- Goal
In the records that follow, show each line where the word "ongoing" is present.

- Records provided
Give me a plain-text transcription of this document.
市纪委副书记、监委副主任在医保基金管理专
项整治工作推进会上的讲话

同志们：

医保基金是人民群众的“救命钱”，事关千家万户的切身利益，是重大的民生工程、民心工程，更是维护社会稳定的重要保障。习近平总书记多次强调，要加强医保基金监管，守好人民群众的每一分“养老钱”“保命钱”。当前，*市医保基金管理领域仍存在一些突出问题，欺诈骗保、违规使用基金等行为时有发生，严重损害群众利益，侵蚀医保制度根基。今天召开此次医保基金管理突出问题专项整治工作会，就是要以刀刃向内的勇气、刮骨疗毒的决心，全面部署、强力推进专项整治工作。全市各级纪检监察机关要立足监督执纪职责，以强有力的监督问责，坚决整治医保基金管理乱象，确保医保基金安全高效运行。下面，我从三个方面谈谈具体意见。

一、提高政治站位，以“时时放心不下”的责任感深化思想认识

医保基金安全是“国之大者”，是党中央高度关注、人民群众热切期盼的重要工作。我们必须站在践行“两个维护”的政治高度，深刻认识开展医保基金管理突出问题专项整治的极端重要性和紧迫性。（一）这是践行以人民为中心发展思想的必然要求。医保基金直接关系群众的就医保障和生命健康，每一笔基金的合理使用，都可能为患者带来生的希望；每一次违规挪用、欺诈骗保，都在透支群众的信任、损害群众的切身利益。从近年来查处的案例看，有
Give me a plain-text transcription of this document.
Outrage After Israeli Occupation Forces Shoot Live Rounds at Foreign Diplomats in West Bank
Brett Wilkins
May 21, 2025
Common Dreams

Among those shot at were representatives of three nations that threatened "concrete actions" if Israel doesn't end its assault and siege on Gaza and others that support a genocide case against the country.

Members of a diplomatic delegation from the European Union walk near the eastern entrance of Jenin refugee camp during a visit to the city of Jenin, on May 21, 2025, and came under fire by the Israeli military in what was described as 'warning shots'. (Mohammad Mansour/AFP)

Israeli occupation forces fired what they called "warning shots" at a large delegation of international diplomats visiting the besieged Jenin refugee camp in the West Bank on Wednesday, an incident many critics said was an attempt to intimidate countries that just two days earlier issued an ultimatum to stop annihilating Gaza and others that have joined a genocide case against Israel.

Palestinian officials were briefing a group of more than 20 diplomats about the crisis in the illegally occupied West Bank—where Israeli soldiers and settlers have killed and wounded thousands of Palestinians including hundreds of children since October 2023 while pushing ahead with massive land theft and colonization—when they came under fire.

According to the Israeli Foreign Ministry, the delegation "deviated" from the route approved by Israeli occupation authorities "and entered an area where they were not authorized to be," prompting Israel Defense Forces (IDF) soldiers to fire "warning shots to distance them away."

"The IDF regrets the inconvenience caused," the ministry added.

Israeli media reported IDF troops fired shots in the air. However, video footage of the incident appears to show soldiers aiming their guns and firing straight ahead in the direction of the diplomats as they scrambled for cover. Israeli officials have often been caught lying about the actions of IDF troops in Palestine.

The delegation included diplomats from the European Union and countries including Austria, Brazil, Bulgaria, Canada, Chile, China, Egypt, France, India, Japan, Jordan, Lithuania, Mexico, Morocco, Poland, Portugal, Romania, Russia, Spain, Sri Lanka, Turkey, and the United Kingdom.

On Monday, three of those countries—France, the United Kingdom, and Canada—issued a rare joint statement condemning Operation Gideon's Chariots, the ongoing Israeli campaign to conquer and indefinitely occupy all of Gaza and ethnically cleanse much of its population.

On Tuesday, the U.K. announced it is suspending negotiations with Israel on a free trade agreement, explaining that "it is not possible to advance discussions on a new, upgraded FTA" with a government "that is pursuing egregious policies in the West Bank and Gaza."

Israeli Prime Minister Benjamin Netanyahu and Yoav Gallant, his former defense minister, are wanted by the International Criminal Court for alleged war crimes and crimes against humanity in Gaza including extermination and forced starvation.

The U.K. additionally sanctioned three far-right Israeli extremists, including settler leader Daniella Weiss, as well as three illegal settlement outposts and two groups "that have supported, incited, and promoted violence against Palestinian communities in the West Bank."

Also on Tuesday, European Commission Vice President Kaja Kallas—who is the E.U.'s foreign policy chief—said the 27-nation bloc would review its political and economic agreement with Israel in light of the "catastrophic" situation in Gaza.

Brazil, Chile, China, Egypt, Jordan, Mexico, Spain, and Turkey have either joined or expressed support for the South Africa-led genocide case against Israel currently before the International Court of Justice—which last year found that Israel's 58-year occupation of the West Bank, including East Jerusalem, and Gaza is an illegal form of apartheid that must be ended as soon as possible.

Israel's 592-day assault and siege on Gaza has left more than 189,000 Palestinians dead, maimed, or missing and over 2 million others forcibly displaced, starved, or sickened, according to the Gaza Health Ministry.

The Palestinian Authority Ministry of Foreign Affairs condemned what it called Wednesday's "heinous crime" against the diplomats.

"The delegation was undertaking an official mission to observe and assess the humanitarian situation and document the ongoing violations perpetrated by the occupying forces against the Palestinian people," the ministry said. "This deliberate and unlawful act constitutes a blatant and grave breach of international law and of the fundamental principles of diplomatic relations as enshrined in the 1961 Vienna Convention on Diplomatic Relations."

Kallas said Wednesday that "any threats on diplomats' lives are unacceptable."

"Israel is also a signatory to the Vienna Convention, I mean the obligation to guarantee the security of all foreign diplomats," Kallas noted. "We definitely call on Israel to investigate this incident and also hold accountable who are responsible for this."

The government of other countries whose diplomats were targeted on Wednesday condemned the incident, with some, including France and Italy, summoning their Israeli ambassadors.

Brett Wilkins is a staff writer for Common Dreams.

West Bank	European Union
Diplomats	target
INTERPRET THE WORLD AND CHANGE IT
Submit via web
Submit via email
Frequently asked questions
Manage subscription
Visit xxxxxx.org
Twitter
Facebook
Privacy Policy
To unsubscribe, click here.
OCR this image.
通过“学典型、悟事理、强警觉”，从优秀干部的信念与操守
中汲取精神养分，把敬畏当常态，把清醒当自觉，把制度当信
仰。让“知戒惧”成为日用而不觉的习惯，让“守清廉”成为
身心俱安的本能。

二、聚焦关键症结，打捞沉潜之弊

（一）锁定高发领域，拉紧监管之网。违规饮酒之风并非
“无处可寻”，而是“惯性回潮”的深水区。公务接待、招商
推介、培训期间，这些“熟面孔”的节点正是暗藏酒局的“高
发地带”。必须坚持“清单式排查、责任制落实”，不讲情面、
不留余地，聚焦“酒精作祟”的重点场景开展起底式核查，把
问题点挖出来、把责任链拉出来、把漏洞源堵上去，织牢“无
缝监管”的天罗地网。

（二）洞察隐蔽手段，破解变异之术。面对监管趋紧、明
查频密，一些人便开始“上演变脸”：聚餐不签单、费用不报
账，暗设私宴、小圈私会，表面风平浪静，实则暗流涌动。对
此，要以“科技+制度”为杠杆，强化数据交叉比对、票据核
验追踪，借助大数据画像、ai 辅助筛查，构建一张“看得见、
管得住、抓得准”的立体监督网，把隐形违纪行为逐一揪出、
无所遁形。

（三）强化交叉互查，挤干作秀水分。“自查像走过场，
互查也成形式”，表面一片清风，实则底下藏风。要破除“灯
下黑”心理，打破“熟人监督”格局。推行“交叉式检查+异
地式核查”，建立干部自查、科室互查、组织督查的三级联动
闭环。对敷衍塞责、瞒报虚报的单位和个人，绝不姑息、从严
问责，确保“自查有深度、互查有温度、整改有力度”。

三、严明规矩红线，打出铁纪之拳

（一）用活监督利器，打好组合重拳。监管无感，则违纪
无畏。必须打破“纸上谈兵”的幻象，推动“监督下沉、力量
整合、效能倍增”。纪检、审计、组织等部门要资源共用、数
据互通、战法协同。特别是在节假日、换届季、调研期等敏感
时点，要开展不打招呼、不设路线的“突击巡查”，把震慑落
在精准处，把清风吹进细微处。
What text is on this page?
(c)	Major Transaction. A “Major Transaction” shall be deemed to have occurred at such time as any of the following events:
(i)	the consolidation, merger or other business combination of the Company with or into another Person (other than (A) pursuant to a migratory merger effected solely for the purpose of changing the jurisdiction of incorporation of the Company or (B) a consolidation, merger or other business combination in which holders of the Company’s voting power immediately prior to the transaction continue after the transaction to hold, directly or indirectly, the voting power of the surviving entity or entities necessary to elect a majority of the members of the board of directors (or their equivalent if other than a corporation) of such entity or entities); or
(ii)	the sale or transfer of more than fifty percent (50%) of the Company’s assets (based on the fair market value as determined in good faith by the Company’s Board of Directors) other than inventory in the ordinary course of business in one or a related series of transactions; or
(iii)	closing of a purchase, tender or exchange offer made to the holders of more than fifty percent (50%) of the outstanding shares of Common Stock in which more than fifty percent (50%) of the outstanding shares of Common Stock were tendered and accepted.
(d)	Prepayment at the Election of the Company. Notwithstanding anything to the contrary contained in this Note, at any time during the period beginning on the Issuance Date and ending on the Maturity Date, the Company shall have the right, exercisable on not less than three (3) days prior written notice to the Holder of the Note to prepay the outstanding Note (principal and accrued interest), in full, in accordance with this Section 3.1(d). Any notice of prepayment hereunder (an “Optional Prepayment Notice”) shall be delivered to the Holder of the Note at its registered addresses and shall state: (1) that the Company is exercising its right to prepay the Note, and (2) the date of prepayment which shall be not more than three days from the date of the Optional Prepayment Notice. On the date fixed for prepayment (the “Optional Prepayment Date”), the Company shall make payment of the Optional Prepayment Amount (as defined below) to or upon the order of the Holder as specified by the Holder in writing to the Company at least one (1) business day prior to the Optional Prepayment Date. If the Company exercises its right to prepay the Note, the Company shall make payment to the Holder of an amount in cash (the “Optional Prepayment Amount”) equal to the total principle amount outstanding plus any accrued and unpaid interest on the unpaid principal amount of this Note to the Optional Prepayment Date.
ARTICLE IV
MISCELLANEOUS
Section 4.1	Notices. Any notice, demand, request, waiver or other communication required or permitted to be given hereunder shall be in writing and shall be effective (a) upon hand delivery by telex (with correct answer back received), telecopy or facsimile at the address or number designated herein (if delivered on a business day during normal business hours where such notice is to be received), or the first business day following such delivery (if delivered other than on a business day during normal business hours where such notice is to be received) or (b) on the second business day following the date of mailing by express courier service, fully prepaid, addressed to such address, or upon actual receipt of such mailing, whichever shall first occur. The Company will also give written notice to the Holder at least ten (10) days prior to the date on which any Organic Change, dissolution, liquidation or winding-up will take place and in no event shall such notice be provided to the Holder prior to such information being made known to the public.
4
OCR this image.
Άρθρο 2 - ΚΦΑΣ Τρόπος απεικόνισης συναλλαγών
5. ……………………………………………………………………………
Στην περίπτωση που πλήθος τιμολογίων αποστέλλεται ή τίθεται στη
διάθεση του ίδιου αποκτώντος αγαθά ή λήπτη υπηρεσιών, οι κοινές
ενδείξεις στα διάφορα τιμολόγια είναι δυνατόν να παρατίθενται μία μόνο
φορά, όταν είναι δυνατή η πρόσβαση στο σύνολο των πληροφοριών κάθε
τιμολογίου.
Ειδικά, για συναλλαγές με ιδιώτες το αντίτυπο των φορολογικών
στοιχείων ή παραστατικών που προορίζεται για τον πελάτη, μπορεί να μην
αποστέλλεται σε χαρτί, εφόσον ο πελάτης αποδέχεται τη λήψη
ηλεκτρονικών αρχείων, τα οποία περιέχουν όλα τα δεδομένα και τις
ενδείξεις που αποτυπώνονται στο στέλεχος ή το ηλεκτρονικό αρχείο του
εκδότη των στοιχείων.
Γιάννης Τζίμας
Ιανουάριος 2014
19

- In response
On Monday, three of those countries—France, the United Kingdom, and Canada—issued a rare joint statement condemning Operation Gideon's Chariots, the ongoing Israeli campaign to conquer and indefinitely occupy all of Gaza and ethnically cleanse much of its population.
"The delegation was undertaking an official mission to observe and assess the humanitarian situation and document the ongoing violations perpetrated by the occupying forces against the Palestinian people," the ministry said. "This deliberate and unlawful act constitutes a blatant and grave breach of international law and of the fundamental principles of diplomatic relations as enshrined in the 1961 Vienna Convention on Diplomatic Relations."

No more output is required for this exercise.